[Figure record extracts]
════════════════
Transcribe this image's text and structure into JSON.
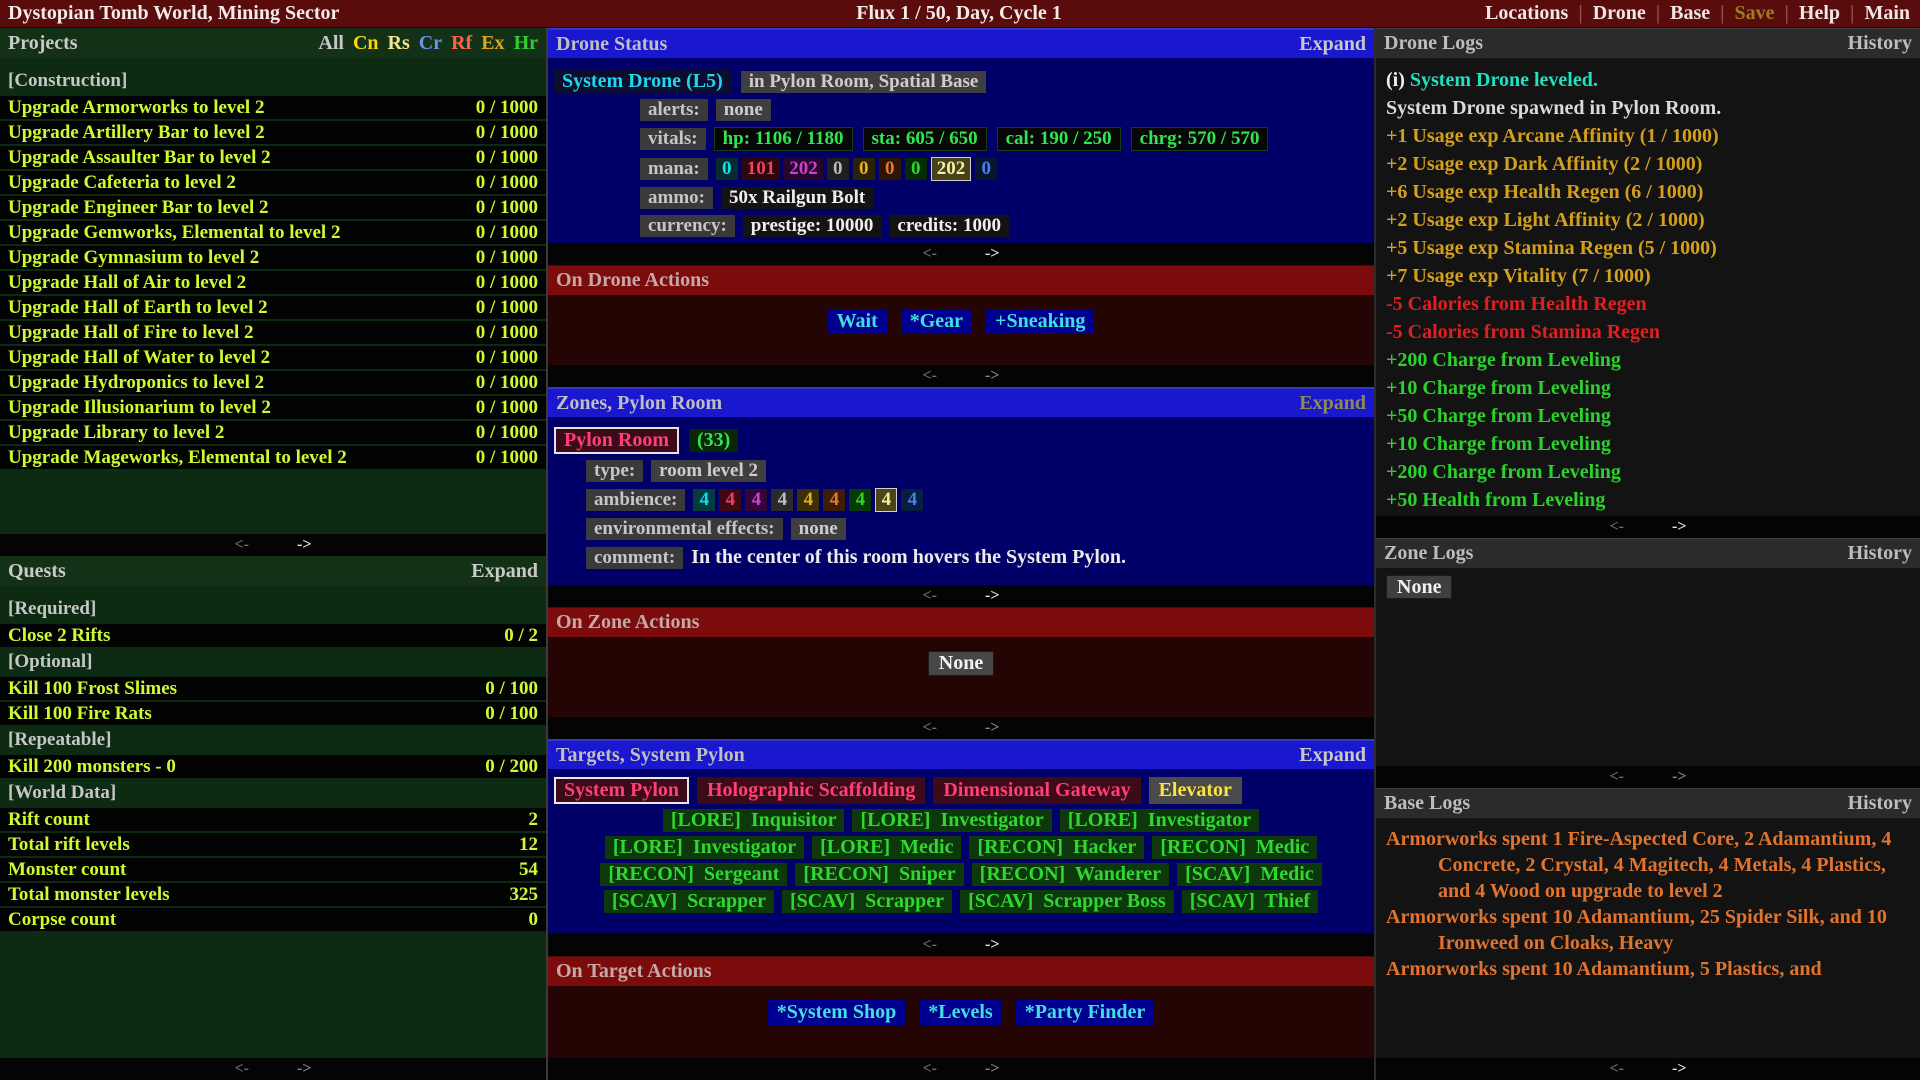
{
  "top_bar": {
    "left_title": "Dystopian Tomb World, Mining Sector",
    "center_title": "Flux 1 / 50, Day, Cycle 1",
    "menu": [
      {
        "label": "Locations",
        "color": "#F0E6E6"
      },
      {
        "label": "Drone",
        "color": "#F0E6E6"
      },
      {
        "label": "Base",
        "color": "#F0E6E6"
      },
      {
        "label": "Save",
        "color": "#9C7C1E"
      },
      {
        "label": "Help",
        "color": "#F0E6E6"
      },
      {
        "label": "Main",
        "color": "#F0E6E6"
      }
    ]
  },
  "ui": {
    "expand_label": "Expand",
    "history_label": "History",
    "pager_prev": "<-",
    "pager_next": "->",
    "menu_separator": "|"
  },
  "projects": {
    "title": "Projects",
    "filters": [
      {
        "label": "All",
        "color": "#C8C8C8"
      },
      {
        "label": "Cn",
        "color": "#FFD700"
      },
      {
        "label": "Rs",
        "color": "#F0E68C"
      },
      {
        "label": "Cr",
        "color": "#6495ED"
      },
      {
        "label": "Rf",
        "color": "#FF6347"
      },
      {
        "label": "Ex",
        "color": "#DAA520"
      },
      {
        "label": "Hr",
        "color": "#32CD32"
      }
    ],
    "sections": [
      {
        "header": "[Construction]",
        "items": [
          {
            "label": "Upgrade Armorworks to level 2",
            "value": "0 / 1000"
          },
          {
            "label": "Upgrade Artillery Bar to level 2",
            "value": "0 / 1000"
          },
          {
            "label": "Upgrade Assaulter Bar to level 2",
            "value": "0 / 1000"
          },
          {
            "label": "Upgrade Cafeteria to level 2",
            "value": "0 / 1000"
          },
          {
            "label": "Upgrade Engineer Bar to level 2",
            "value": "0 / 1000"
          },
          {
            "label": "Upgrade Gemworks, Elemental to level 2",
            "value": "0 / 1000"
          },
          {
            "label": "Upgrade Gymnasium to level 2",
            "value": "0 / 1000"
          },
          {
            "label": "Upgrade Hall of Air to level 2",
            "value": "0 / 1000"
          },
          {
            "label": "Upgrade Hall of Earth to level 2",
            "value": "0 / 1000"
          },
          {
            "label": "Upgrade Hall of Fire to level 2",
            "value": "0 / 1000"
          },
          {
            "label": "Upgrade Hall of Water to level 2",
            "value": "0 / 1000"
          },
          {
            "label": "Upgrade Hydroponics to level 2",
            "value": "0 / 1000"
          },
          {
            "label": "Upgrade Illusionarium to level 2",
            "value": "0 / 1000"
          },
          {
            "label": "Upgrade Library to level 2",
            "value": "0 / 1000"
          },
          {
            "label": "Upgrade Mageworks, Elemental to level 2",
            "value": "0 / 1000"
          }
        ]
      }
    ]
  },
  "quests": {
    "title": "Quests",
    "sections": [
      {
        "header": "[Required]",
        "items": [
          {
            "label": "Close 2 Rifts",
            "value": "0 / 2"
          }
        ]
      },
      {
        "header": "[Optional]",
        "items": [
          {
            "label": "Kill 100 Frost Slimes",
            "value": "0 / 100"
          },
          {
            "label": "Kill 100 Fire Rats",
            "value": "0 / 100"
          }
        ]
      },
      {
        "header": "[Repeatable]",
        "items": [
          {
            "label": "Kill 200 monsters - 0",
            "value": "0 / 200"
          }
        ]
      },
      {
        "header": "[World Data]",
        "items": [
          {
            "label": "Rift count",
            "value": "2"
          },
          {
            "label": "Total rift levels",
            "value": "12"
          },
          {
            "label": "Monster count",
            "value": "54"
          },
          {
            "label": "Total monster levels",
            "value": "325"
          },
          {
            "label": "Corpse count",
            "value": "0"
          }
        ]
      }
    ]
  },
  "drone_status": {
    "title": "Drone Status",
    "name": "System Drone (L5)",
    "location": "in Pylon Room, Spatial Base",
    "alerts_label": "alerts:",
    "alerts_value": "none",
    "vitals_label": "vitals:",
    "vitals": [
      "hp: 1106 / 1180",
      "sta: 605 / 650",
      "cal: 190 / 250",
      "chrg: 570 / 570"
    ],
    "mana_label": "mana:",
    "mana": [
      {
        "v": "0",
        "fg": "#00E5EE",
        "bg": "#062a2e"
      },
      {
        "v": "101",
        "fg": "#F04060",
        "bg": "#2e060e"
      },
      {
        "v": "202",
        "fg": "#D040D0",
        "bg": "#26062a"
      },
      {
        "v": "0",
        "fg": "#B8B8B8",
        "bg": "#1e1e1e"
      },
      {
        "v": "0",
        "fg": "#E8B020",
        "bg": "#2a2206"
      },
      {
        "v": "0",
        "fg": "#E87828",
        "bg": "#2a1506"
      },
      {
        "v": "0",
        "fg": "#28D828",
        "bg": "#062a06"
      },
      {
        "v": "202",
        "fg": "#F5EE9A",
        "bg": "#46411a",
        "hl": true
      },
      {
        "v": "0",
        "fg": "#4880E8",
        "bg": "#061530"
      }
    ],
    "ammo_label": "ammo:",
    "ammo_value": "50x Railgun Bolt",
    "currency_label": "currency:",
    "currency": [
      "prestige: 10000",
      "credits: 1000"
    ]
  },
  "drone_actions": {
    "title": "On Drone Actions",
    "buttons": [
      "Wait",
      "*Gear",
      "+Sneaking"
    ]
  },
  "zones": {
    "title": "Zones, Pylon Room",
    "room_name": "Pylon Room",
    "room_count": "(33)",
    "type_label": "type:",
    "type_value": "room level 2",
    "ambience_label": "ambience:",
    "ambience": [
      {
        "v": "4",
        "fg": "#00E5EE",
        "bg": "#073a3e"
      },
      {
        "v": "4",
        "fg": "#F04060",
        "bg": "#3e0813"
      },
      {
        "v": "4",
        "fg": "#D040D0",
        "bg": "#330838"
      },
      {
        "v": "4",
        "fg": "#C0C0C0",
        "bg": "#2a2a2a"
      },
      {
        "v": "4",
        "fg": "#E8B020",
        "bg": "#3a2f08"
      },
      {
        "v": "4",
        "fg": "#E87828",
        "bg": "#3a1e08"
      },
      {
        "v": "4",
        "fg": "#28D828",
        "bg": "#083a08"
      },
      {
        "v": "4",
        "fg": "#F5EE9A",
        "bg": "#4a4418",
        "hl": true
      },
      {
        "v": "4",
        "fg": "#4880E8",
        "bg": "#081e40"
      }
    ],
    "env_label": "environmental effects:",
    "env_value": "none",
    "comment_label": "comment:",
    "comment_value": "In the center of this room hovers the System Pylon."
  },
  "zone_actions": {
    "title": "On Zone Actions",
    "none_label": "None"
  },
  "targets": {
    "title": "Targets, System Pylon",
    "chips": [
      {
        "label": "System Pylon",
        "style": "selected"
      },
      {
        "label": "Holographic Scaffolding",
        "style": "normal"
      },
      {
        "label": "Dimensional Gateway",
        "style": "normal"
      },
      {
        "label": "Elevator",
        "style": "special"
      }
    ],
    "npcs": [
      "[LORE]  Inquisitor",
      "[LORE]  Investigator",
      "[LORE]  Investigator",
      "[LORE]  Investigator",
      "[LORE]  Medic",
      "[RECON]  Hacker",
      "[RECON]  Medic",
      "[RECON]  Sergeant",
      "[RECON]  Sniper",
      "[RECON]  Wanderer",
      "[SCAV]  Medic",
      "[SCAV]  Scrapper",
      "[SCAV]  Scrapper",
      "[SCAV]  Scrapper Boss",
      "[SCAV]  Thief"
    ]
  },
  "target_actions": {
    "title": "On Target Actions",
    "buttons": [
      "*System Shop",
      "*Levels",
      "*Party Finder"
    ]
  },
  "drone_logs": {
    "title": "Drone Logs",
    "entries": [
      {
        "prefix": "(i) ",
        "text": "System Drone leveled.",
        "color": "#1FE0C0"
      },
      {
        "text": "System Drone spawned in Pylon Room.",
        "color": "#DADADA"
      },
      {
        "text": "+1 Usage exp Arcane Affinity (1 / 1000)",
        "color": "#D4A01B"
      },
      {
        "text": "+2 Usage exp Dark Affinity (2 / 1000)",
        "color": "#D4A01B"
      },
      {
        "text": "+6 Usage exp Health Regen (6 / 1000)",
        "color": "#D4A01B"
      },
      {
        "text": "+2 Usage exp Light Affinity (2 / 1000)",
        "color": "#D4A01B"
      },
      {
        "text": "+5 Usage exp Stamina Regen (5 / 1000)",
        "color": "#D4A01B"
      },
      {
        "text": "+7 Usage exp Vitality (7 / 1000)",
        "color": "#D4A01B"
      },
      {
        "text": "-5 Calories from Health Regen",
        "color": "#E41E1E"
      },
      {
        "text": "-5 Calories from Stamina Regen",
        "color": "#E41E1E"
      },
      {
        "text": "+200 Charge from Leveling",
        "color": "#2BD22B"
      },
      {
        "text": "+10 Charge from Leveling",
        "color": "#2BD22B"
      },
      {
        "text": "+50 Charge from Leveling",
        "color": "#2BD22B"
      },
      {
        "text": "+10 Charge from Leveling",
        "color": "#2BD22B"
      },
      {
        "text": "+200 Charge from Leveling",
        "color": "#2BD22B"
      },
      {
        "text": "+50 Health from Leveling",
        "color": "#2BD22B"
      }
    ]
  },
  "zone_logs": {
    "title": "Zone Logs",
    "none_label": "None"
  },
  "base_logs": {
    "title": "Base Logs",
    "text_color": "#E0742F",
    "entries": [
      "Armorworks spent 1 Fire-Aspected Core, 2 Adamantium, 4 Concrete, 2 Crystal, 4 Magitech, 4 Metals, 4 Plastics, and 4 Wood on upgrade to level 2",
      "Armorworks spent 10 Adamantium, 25 Spider Silk, and 10 Ironweed on Cloaks, Heavy",
      "Armorworks spent 10 Adamantium, 5 Plastics, and"
    ]
  }
}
════════════════
AIM
Give the count of lines holding the word "Plastics", with no other words.

EXERCISE SOLUTION
2